Figure dataset records:
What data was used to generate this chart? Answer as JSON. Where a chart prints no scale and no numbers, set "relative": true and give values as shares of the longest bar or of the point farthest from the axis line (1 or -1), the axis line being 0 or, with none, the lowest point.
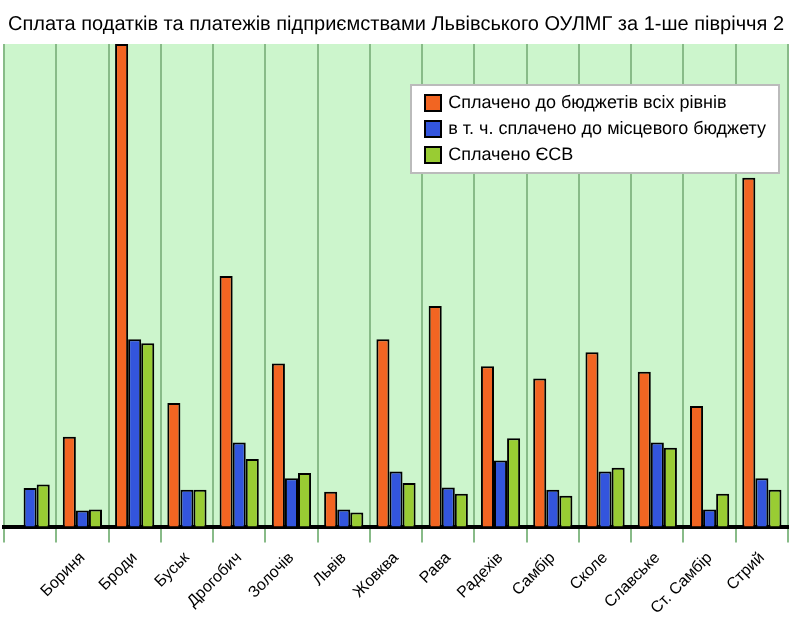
{
  "chart_data": {
    "type": "bar",
    "title": "Сплата податків та платежів підприємствами Львівського ОУЛМГ за 1-ше півріччя 2",
    "relative": true,
    "categories": [
      null,
      "Бориня",
      "Броди",
      "Буськ",
      "Дрогобич",
      "Золочів",
      "Львів",
      "Жовква",
      "Рава",
      "Радехів",
      "Самбір",
      "Сколе",
      "Славське",
      "Ст. Самбір",
      "Стрий"
    ],
    "series": [
      {
        "name": "Сплачено до бюджетів всіх рівнів",
        "color": "#f26522",
        "values": [
          null,
          0.186,
          1,
          0.256,
          0.519,
          0.338,
          0.072,
          0.388,
          0.457,
          0.332,
          0.307,
          0.361,
          0.321,
          0.25,
          0.723
        ]
      },
      {
        "name": "в т. ч. сплачено до місцевого бюджету",
        "color": "#3355dd",
        "values": [
          0.08,
          0.033,
          0.388,
          0.076,
          0.174,
          0.1,
          0.035,
          0.114,
          0.081,
          0.137,
          0.076,
          0.114,
          0.174,
          0.035,
          0.1
        ]
      },
      {
        "name": "Сплачено ЄСВ",
        "color": "#99cc33",
        "values": [
          0.087,
          0.035,
          0.38,
          0.076,
          0.14,
          0.111,
          0.029,
          0.09,
          0.068,
          0.183,
          0.064,
          0.122,
          0.163,
          0.068,
          0.076
        ]
      }
    ],
    "grid": true,
    "legend": "top right"
  }
}
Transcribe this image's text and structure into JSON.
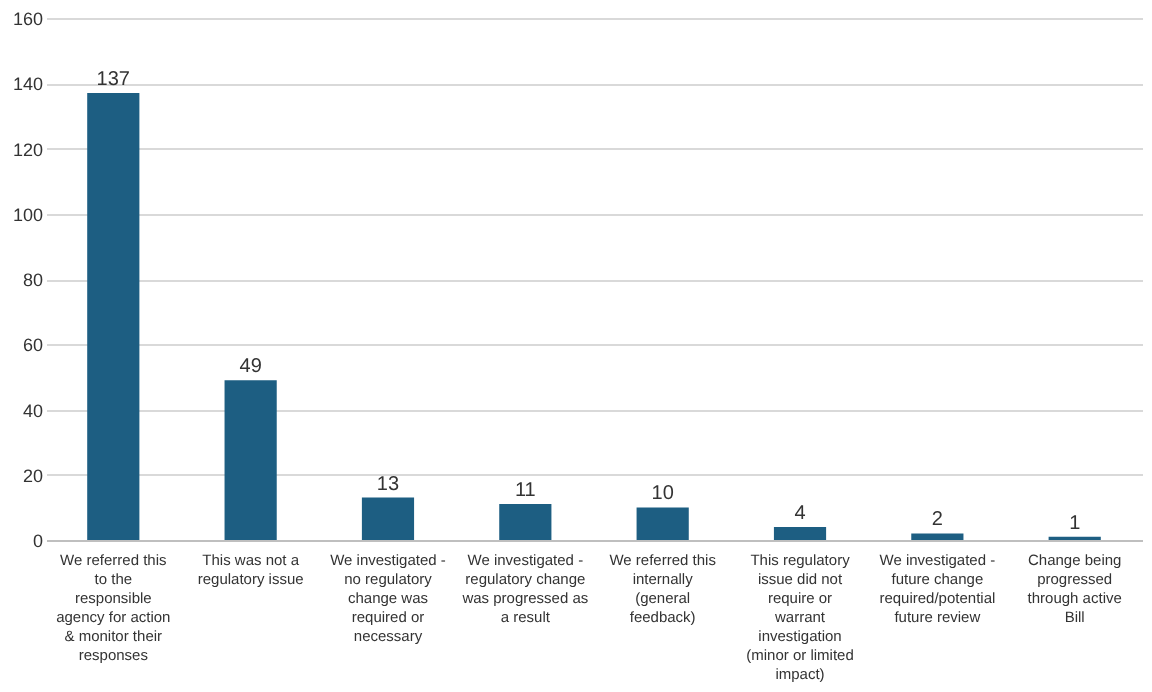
{
  "chart_data": {
    "type": "bar",
    "categories": [
      "We referred this to the responsible agency for action & monitor their responses",
      "This was not a regulatory issue",
      "We investigated - no regulatory change was required or necessary",
      "We investigated - regulatory change was progressed as a result",
      "We referred this internally (general feedback)",
      "This regulatory issue did not require or warrant investigation (minor or limited impact)",
      "We investigated - future change required/potential future review",
      "Change being progressed through active Bill"
    ],
    "values": [
      137,
      49,
      13,
      11,
      10,
      4,
      2,
      1
    ],
    "color": "#1d5e82",
    "ylim": [
      0,
      160
    ],
    "yticks": [
      0,
      20,
      40,
      60,
      80,
      100,
      120,
      140,
      160
    ],
    "grid": "y",
    "data_labels": true
  }
}
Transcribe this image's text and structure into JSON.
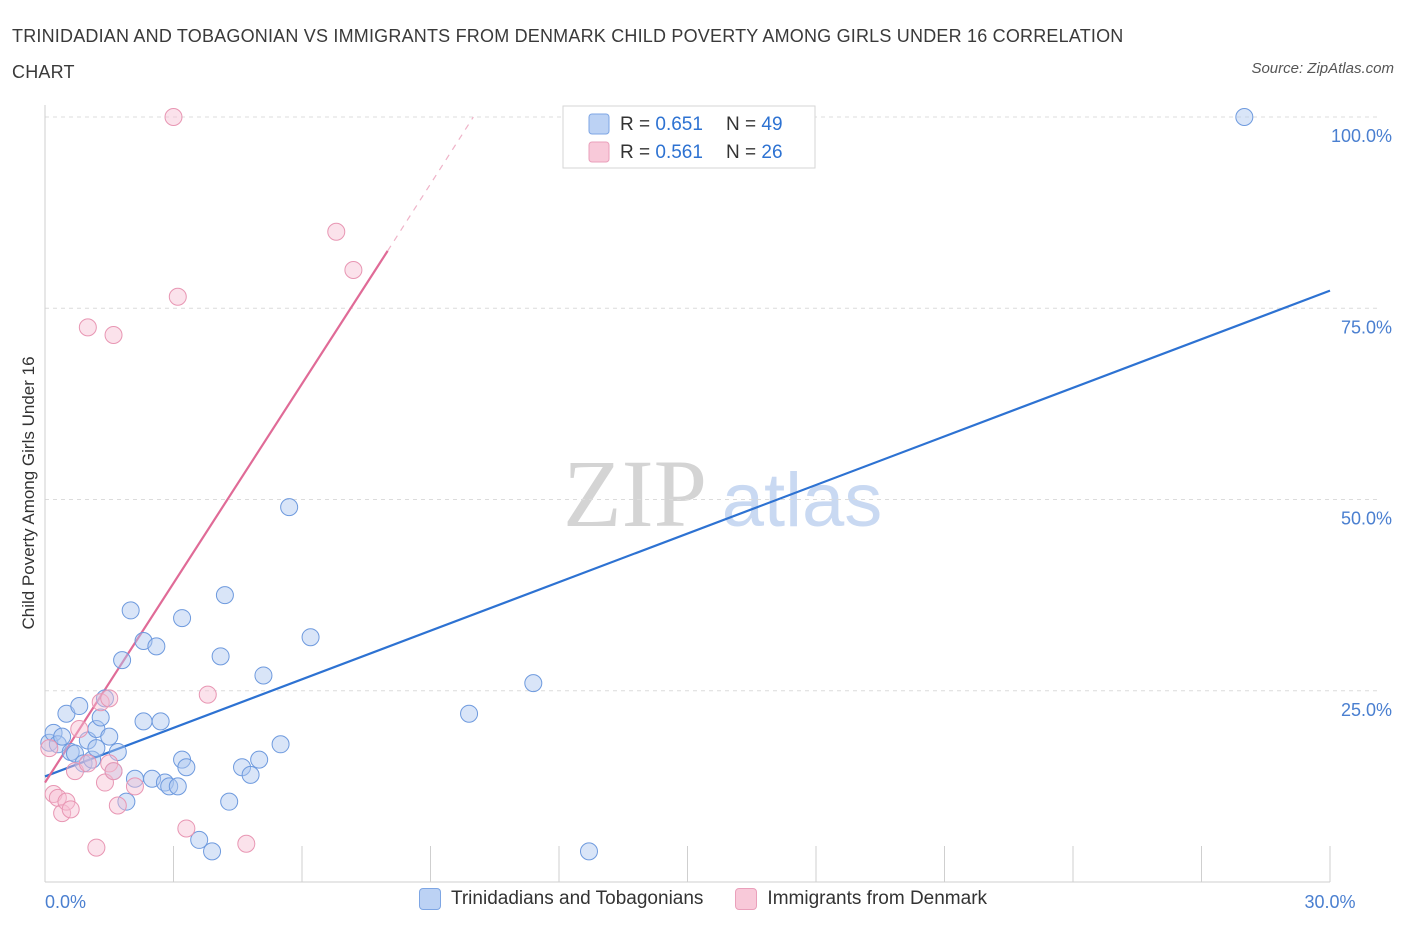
{
  "title": "TRINIDADIAN AND TOBAGONIAN VS IMMIGRANTS FROM DENMARK CHILD POVERTY AMONG GIRLS UNDER 16 CORRELATION CHART",
  "source": "Source: ZipAtlas.com",
  "watermark": {
    "zip": "ZIP",
    "atlas": "atlas"
  },
  "colors": {
    "blue": "#5b8fde",
    "blue_line": "#2d72d2",
    "pink": "#ec8fad",
    "pink_line": "#e06b97",
    "axis_text": "#4a7fd0"
  },
  "legend_top": [
    {
      "r_label": "R = ",
      "r_value": "0.651",
      "n_label": "N = ",
      "n_value": "49"
    },
    {
      "r_label": "R = ",
      "r_value": "0.561",
      "n_label": "N = ",
      "n_value": "26"
    }
  ],
  "chart_data": {
    "type": "scatter",
    "title": "TRINIDADIAN AND TOBAGONIAN VS IMMIGRANTS FROM DENMARK CHILD POVERTY AMONG GIRLS UNDER 16 CORRELATION CHART",
    "xlabel": "",
    "ylabel": "Child Poverty Among Girls Under 16",
    "xlim": [
      0,
      30
    ],
    "ylim": [
      0,
      100
    ],
    "x_tick_labels": [
      "0.0%",
      "30.0%"
    ],
    "y_tick_labels": [
      "25.0%",
      "50.0%",
      "75.0%",
      "100.0%"
    ],
    "y_ticks": [
      25,
      50,
      75,
      100
    ],
    "grid": true,
    "legend": "bottom-center",
    "series": [
      {
        "name": "Trinidadians and Tobagonians",
        "r": 0.651,
        "n": 49,
        "trend": {
          "x0": 0,
          "y0": 13.8,
          "x1": 30,
          "y1": 77.3
        },
        "points": [
          [
            0.1,
            18.2
          ],
          [
            0.2,
            19.5
          ],
          [
            0.3,
            18.0
          ],
          [
            0.4,
            19.0
          ],
          [
            0.5,
            22.0
          ],
          [
            0.6,
            17.0
          ],
          [
            0.7,
            16.8
          ],
          [
            0.8,
            23.0
          ],
          [
            0.9,
            15.5
          ],
          [
            1.0,
            18.5
          ],
          [
            1.1,
            16.0
          ],
          [
            1.2,
            20.0
          ],
          [
            1.2,
            17.5
          ],
          [
            1.3,
            21.5
          ],
          [
            1.4,
            24.0
          ],
          [
            1.5,
            19.0
          ],
          [
            1.6,
            14.5
          ],
          [
            1.7,
            17.0
          ],
          [
            1.8,
            29.0
          ],
          [
            1.9,
            10.5
          ],
          [
            2.0,
            35.5
          ],
          [
            2.1,
            13.5
          ],
          [
            2.3,
            31.5
          ],
          [
            2.3,
            21.0
          ],
          [
            2.5,
            13.5
          ],
          [
            2.6,
            30.8
          ],
          [
            2.7,
            21.0
          ],
          [
            2.8,
            13.0
          ],
          [
            2.9,
            12.5
          ],
          [
            3.1,
            12.5
          ],
          [
            3.2,
            16.0
          ],
          [
            3.2,
            34.5
          ],
          [
            3.3,
            15.0
          ],
          [
            3.6,
            5.5
          ],
          [
            3.9,
            4.0
          ],
          [
            4.1,
            29.5
          ],
          [
            4.2,
            37.5
          ],
          [
            4.3,
            10.5
          ],
          [
            4.6,
            15.0
          ],
          [
            4.8,
            14.0
          ],
          [
            5.0,
            16.0
          ],
          [
            5.1,
            27.0
          ],
          [
            5.5,
            18.0
          ],
          [
            5.7,
            49.0
          ],
          [
            6.2,
            32.0
          ],
          [
            9.9,
            22.0
          ],
          [
            11.4,
            26.0
          ],
          [
            12.7,
            4.0
          ],
          [
            28.0,
            100.0
          ]
        ]
      },
      {
        "name": "Immigrants from Denmark",
        "r": 0.561,
        "n": 26,
        "trend": {
          "x0": 0,
          "y0": 13.0,
          "x1": 8.0,
          "y1": 82.5,
          "dash_x1": 10.0,
          "dash_y1": 100.0
        },
        "points": [
          [
            0.1,
            17.5
          ],
          [
            0.2,
            11.5
          ],
          [
            0.3,
            11.0
          ],
          [
            0.4,
            9.0
          ],
          [
            0.5,
            10.5
          ],
          [
            0.6,
            9.5
          ],
          [
            0.7,
            14.5
          ],
          [
            0.8,
            20.0
          ],
          [
            1.0,
            15.5
          ],
          [
            1.0,
            72.5
          ],
          [
            1.2,
            4.5
          ],
          [
            1.3,
            23.5
          ],
          [
            1.4,
            13.0
          ],
          [
            1.5,
            24.0
          ],
          [
            1.5,
            15.5
          ],
          [
            1.6,
            14.5
          ],
          [
            1.6,
            71.5
          ],
          [
            1.7,
            10.0
          ],
          [
            2.1,
            12.5
          ],
          [
            3.0,
            100.0
          ],
          [
            3.1,
            76.5
          ],
          [
            3.3,
            7.0
          ],
          [
            3.8,
            24.5
          ],
          [
            4.7,
            5.0
          ],
          [
            6.8,
            85.0
          ],
          [
            7.2,
            80.0
          ]
        ]
      }
    ]
  }
}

Task instructions:
Where a line above contains the string "name", copy that line.

Output:
        "name": "Сплачено до бюджетів всіх рівнів",
        "name": "в т. ч. сплачено до місцевого бюджету",
        "name": "Сплачено ЄСВ",
        "name": "Trinidadians and Tobagonians",
        "name": "Immigrants from Denmark",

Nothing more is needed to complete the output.